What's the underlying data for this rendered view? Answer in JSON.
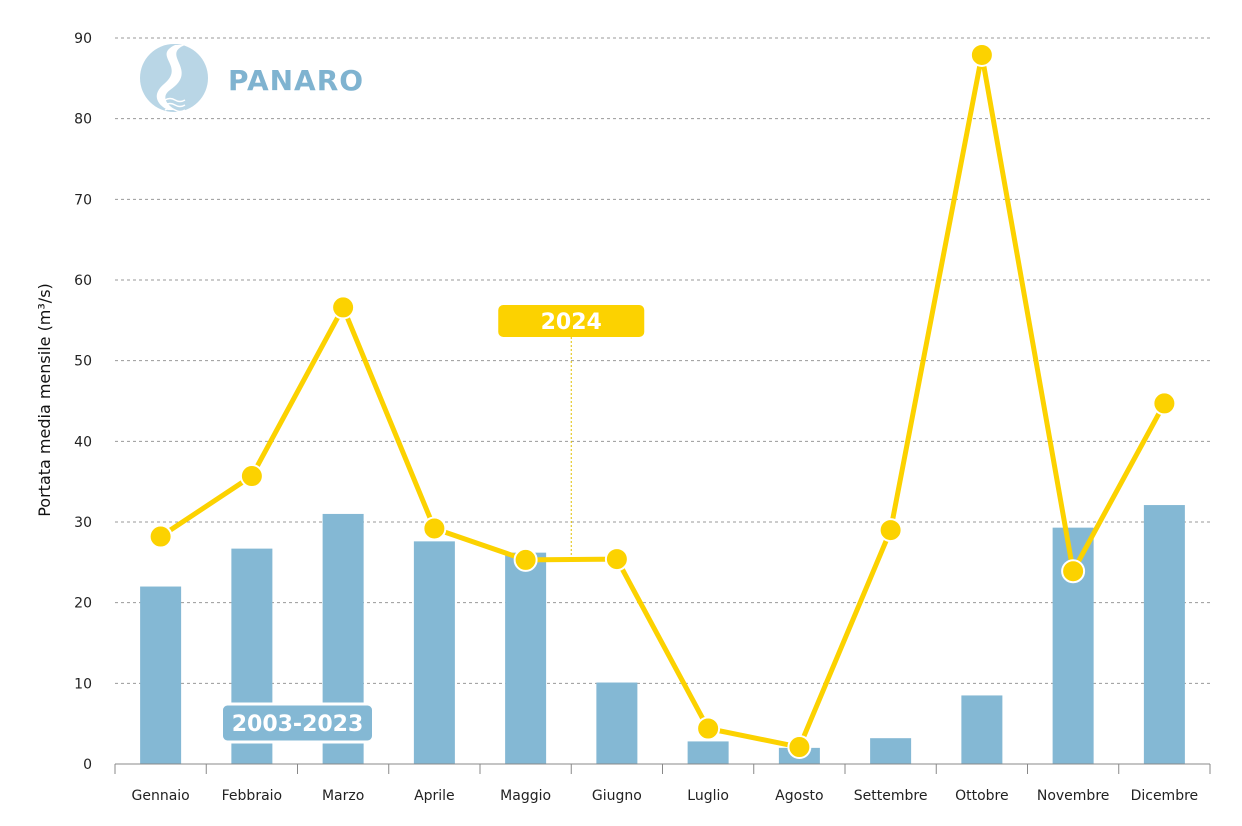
{
  "chart_data": {
    "type": "bar+line",
    "brand": "PANARO",
    "ylabel": "Portata media mensile (m³/s)",
    "xlabel": "",
    "ylim": [
      0,
      90
    ],
    "yticks": [
      0,
      10,
      20,
      30,
      40,
      50,
      60,
      70,
      80,
      90
    ],
    "grid": true,
    "categories": [
      "Gennaio",
      "Febbraio",
      "Marzo",
      "Aprile",
      "Maggio",
      "Giugno",
      "Luglio",
      "Agosto",
      "Settembre",
      "Ottobre",
      "Novembre",
      "Dicembre"
    ],
    "series": [
      {
        "name": "2003-2023",
        "kind": "bar",
        "color": "#84b8d4",
        "values": [
          22.0,
          26.7,
          31.0,
          27.6,
          26.2,
          10.1,
          2.8,
          2.0,
          3.2,
          8.5,
          29.3,
          32.1
        ]
      },
      {
        "name": "2024",
        "kind": "line",
        "color": "#fcd200",
        "values": [
          28.2,
          35.7,
          56.6,
          29.2,
          25.3,
          25.4,
          4.4,
          2.1,
          29.0,
          87.9,
          23.9,
          44.7
        ]
      }
    ],
    "colors": {
      "grid": "#9a9a9a",
      "axis": "#888888",
      "brand": "#7fb3d0",
      "logo": "#b9d6e6"
    },
    "icons": [
      "river-logo-icon"
    ]
  }
}
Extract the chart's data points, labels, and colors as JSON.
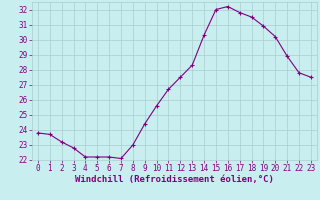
{
  "x": [
    0,
    1,
    2,
    3,
    4,
    5,
    6,
    7,
    8,
    9,
    10,
    11,
    12,
    13,
    14,
    15,
    16,
    17,
    18,
    19,
    20,
    21,
    22,
    23
  ],
  "y": [
    23.8,
    23.7,
    23.2,
    22.8,
    22.2,
    22.2,
    22.2,
    22.1,
    23.0,
    24.4,
    25.6,
    26.7,
    27.5,
    28.3,
    30.3,
    32.0,
    32.2,
    31.8,
    31.5,
    30.9,
    30.2,
    28.9,
    27.8,
    27.5
  ],
  "line_color": "#800080",
  "marker": "+",
  "bg_color": "#c8eef0",
  "grid_color": "#aacccc",
  "xlabel": "Windchill (Refroidissement éolien,°C)",
  "xlim": [
    -0.5,
    23.5
  ],
  "ylim": [
    22,
    32.5
  ],
  "yticks": [
    22,
    23,
    24,
    25,
    26,
    27,
    28,
    29,
    30,
    31,
    32
  ],
  "xticks": [
    0,
    1,
    2,
    3,
    4,
    5,
    6,
    7,
    8,
    9,
    10,
    11,
    12,
    13,
    14,
    15,
    16,
    17,
    18,
    19,
    20,
    21,
    22,
    23
  ],
  "tick_color": "#800080",
  "label_fontsize": 5.5,
  "xlabel_fontsize": 6.5,
  "marker_size": 3,
  "line_width": 0.8
}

:::::

▸ **Your objective**
Without the pictures, repeat all the records word for word.

▸ **Written response**
What's the underlying data for this rendered view? Answer in JSON.
{
  "chart_data": {
    "type": "bar+line",
    "brand": "PANARO",
    "ylabel": "Portata media mensile (m³/s)",
    "xlabel": "",
    "ylim": [
      0,
      90
    ],
    "yticks": [
      0,
      10,
      20,
      30,
      40,
      50,
      60,
      70,
      80,
      90
    ],
    "grid": true,
    "categories": [
      "Gennaio",
      "Febbraio",
      "Marzo",
      "Aprile",
      "Maggio",
      "Giugno",
      "Luglio",
      "Agosto",
      "Settembre",
      "Ottobre",
      "Novembre",
      "Dicembre"
    ],
    "series": [
      {
        "name": "2003-2023",
        "kind": "bar",
        "color": "#84b8d4",
        "values": [
          22.0,
          26.7,
          31.0,
          27.6,
          26.2,
          10.1,
          2.8,
          2.0,
          3.2,
          8.5,
          29.3,
          32.1
        ]
      },
      {
        "name": "2024",
        "kind": "line",
        "color": "#fcd200",
        "values": [
          28.2,
          35.7,
          56.6,
          29.2,
          25.3,
          25.4,
          4.4,
          2.1,
          29.0,
          87.9,
          23.9,
          44.7
        ]
      }
    ],
    "colors": {
      "grid": "#9a9a9a",
      "axis": "#888888",
      "brand": "#7fb3d0",
      "logo": "#b9d6e6"
    },
    "icons": [
      "river-logo-icon"
    ]
  }
}
Extract the chart's data points, labels, and colors as JSON.
{
  "x": [
    0,
    1,
    2,
    3,
    4,
    5,
    6,
    7,
    8,
    9,
    10,
    11,
    12,
    13,
    14,
    15,
    16,
    17,
    18,
    19,
    20,
    21,
    22,
    23
  ],
  "y": [
    23.8,
    23.7,
    23.2,
    22.8,
    22.2,
    22.2,
    22.2,
    22.1,
    23.0,
    24.4,
    25.6,
    26.7,
    27.5,
    28.3,
    30.3,
    32.0,
    32.2,
    31.8,
    31.5,
    30.9,
    30.2,
    28.9,
    27.8,
    27.5
  ],
  "line_color": "#800080",
  "marker": "+",
  "bg_color": "#c8eef0",
  "grid_color": "#aacccc",
  "xlabel": "Windchill (Refroidissement éolien,°C)",
  "xlim": [
    -0.5,
    23.5
  ],
  "ylim": [
    22,
    32.5
  ],
  "yticks": [
    22,
    23,
    24,
    25,
    26,
    27,
    28,
    29,
    30,
    31,
    32
  ],
  "xticks": [
    0,
    1,
    2,
    3,
    4,
    5,
    6,
    7,
    8,
    9,
    10,
    11,
    12,
    13,
    14,
    15,
    16,
    17,
    18,
    19,
    20,
    21,
    22,
    23
  ],
  "tick_color": "#800080",
  "label_fontsize": 5.5,
  "xlabel_fontsize": 6.5,
  "marker_size": 3,
  "line_width": 0.8
}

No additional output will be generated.